= WHAT YOU SHOULD DO =
Identify each line in the records below that contains the word "this", and copy it.

════════

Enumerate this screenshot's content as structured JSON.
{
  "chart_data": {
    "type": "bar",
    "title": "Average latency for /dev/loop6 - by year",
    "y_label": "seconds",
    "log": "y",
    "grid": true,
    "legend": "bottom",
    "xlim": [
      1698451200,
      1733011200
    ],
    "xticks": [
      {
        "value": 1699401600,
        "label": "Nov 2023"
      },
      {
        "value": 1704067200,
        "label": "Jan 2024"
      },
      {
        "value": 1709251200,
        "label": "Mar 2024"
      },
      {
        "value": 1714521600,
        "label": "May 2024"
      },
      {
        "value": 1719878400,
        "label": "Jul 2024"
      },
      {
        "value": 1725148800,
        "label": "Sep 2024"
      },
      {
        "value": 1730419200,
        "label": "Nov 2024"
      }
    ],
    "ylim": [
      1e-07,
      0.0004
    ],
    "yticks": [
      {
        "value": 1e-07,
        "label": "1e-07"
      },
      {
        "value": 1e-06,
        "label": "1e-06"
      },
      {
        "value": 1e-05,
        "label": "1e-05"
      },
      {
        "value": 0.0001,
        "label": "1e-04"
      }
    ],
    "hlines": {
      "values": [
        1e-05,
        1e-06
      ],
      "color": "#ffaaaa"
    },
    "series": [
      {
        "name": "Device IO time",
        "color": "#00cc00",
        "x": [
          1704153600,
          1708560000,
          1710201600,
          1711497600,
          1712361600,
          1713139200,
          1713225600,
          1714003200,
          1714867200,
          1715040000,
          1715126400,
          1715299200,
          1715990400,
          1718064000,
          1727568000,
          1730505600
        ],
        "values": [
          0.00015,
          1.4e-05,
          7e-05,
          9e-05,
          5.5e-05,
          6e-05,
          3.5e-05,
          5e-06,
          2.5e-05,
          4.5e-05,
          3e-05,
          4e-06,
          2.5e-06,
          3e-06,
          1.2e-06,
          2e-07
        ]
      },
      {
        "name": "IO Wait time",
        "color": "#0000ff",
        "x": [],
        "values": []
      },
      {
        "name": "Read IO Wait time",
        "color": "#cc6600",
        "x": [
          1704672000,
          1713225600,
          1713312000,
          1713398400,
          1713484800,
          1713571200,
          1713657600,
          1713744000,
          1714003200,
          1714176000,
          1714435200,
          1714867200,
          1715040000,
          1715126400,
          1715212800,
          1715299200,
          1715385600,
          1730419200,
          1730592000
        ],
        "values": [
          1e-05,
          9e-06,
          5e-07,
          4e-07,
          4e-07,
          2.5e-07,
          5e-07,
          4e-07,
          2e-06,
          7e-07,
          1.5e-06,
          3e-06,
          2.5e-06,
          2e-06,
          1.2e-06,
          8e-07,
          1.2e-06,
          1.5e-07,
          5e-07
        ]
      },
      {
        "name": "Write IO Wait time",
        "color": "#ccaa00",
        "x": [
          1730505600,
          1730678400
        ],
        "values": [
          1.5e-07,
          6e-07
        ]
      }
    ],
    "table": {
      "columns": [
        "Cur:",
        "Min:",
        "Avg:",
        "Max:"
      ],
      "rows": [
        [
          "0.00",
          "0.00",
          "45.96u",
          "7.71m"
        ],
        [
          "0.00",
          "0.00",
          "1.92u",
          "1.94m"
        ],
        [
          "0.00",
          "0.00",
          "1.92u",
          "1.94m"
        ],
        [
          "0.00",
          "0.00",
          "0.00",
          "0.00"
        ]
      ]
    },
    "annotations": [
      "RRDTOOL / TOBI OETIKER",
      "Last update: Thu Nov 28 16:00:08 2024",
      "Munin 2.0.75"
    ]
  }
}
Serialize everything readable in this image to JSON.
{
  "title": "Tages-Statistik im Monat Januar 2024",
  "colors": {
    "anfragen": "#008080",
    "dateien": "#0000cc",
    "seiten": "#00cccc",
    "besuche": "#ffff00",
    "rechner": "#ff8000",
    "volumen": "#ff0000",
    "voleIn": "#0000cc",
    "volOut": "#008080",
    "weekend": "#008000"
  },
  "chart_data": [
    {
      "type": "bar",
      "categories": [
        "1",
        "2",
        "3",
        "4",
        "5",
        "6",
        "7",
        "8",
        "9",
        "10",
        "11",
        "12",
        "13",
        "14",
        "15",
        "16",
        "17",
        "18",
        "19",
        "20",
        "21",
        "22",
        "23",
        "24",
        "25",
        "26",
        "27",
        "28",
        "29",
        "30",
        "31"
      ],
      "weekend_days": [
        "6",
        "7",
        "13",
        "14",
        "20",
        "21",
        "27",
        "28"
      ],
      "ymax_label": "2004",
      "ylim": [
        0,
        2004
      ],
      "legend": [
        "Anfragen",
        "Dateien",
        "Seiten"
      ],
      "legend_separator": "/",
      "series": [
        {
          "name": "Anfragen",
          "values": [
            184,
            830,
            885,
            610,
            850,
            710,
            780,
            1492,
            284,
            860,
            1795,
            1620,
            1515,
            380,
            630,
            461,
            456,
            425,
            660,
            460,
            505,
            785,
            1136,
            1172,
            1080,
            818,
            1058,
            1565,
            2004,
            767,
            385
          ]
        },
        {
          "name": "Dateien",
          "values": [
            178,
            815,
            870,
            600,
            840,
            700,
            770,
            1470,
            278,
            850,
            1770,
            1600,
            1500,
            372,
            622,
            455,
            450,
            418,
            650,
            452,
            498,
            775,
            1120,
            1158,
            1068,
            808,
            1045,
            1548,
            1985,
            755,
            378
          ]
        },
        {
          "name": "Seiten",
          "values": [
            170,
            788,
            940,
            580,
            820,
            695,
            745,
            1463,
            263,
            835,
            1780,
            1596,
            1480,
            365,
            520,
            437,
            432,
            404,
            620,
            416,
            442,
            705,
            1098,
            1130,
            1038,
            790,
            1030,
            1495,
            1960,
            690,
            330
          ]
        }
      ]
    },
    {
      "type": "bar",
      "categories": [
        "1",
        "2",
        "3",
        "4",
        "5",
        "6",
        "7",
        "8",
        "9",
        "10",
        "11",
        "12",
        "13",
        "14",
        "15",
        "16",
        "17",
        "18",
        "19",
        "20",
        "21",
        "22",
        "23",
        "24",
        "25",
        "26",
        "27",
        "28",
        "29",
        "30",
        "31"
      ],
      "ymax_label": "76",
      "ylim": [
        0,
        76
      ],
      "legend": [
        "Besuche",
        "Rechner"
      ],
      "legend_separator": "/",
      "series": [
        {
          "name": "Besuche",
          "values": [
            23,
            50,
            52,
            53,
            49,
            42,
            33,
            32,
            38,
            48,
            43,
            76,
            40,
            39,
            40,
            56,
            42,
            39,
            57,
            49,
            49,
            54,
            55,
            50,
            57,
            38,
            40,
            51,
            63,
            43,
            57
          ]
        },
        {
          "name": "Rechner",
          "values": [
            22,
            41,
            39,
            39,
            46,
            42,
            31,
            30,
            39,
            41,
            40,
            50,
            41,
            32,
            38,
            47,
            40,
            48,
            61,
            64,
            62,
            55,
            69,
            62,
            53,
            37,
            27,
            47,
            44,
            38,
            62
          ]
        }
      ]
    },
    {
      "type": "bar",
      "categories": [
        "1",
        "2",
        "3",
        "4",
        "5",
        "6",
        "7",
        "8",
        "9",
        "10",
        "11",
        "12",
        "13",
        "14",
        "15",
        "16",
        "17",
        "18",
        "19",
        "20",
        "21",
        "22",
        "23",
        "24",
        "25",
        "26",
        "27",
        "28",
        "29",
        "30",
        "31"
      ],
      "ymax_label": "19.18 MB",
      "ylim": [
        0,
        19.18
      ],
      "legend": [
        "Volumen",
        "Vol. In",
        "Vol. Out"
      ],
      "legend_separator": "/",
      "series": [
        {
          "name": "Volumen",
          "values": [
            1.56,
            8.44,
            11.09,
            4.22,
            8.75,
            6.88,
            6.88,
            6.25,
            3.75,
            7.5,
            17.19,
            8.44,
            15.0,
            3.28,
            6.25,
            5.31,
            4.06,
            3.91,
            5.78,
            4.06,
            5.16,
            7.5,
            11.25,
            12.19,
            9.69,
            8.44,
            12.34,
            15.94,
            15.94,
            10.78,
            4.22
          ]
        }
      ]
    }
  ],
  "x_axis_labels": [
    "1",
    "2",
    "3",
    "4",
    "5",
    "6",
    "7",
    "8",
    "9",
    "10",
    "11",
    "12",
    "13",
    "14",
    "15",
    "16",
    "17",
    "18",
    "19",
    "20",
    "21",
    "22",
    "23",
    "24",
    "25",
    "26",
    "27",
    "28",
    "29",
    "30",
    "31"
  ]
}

════════

= SOLVED EXERCISE =
Enumerate this screenshot's content as structured JSON.
Serialize everything readable in this image to JSON.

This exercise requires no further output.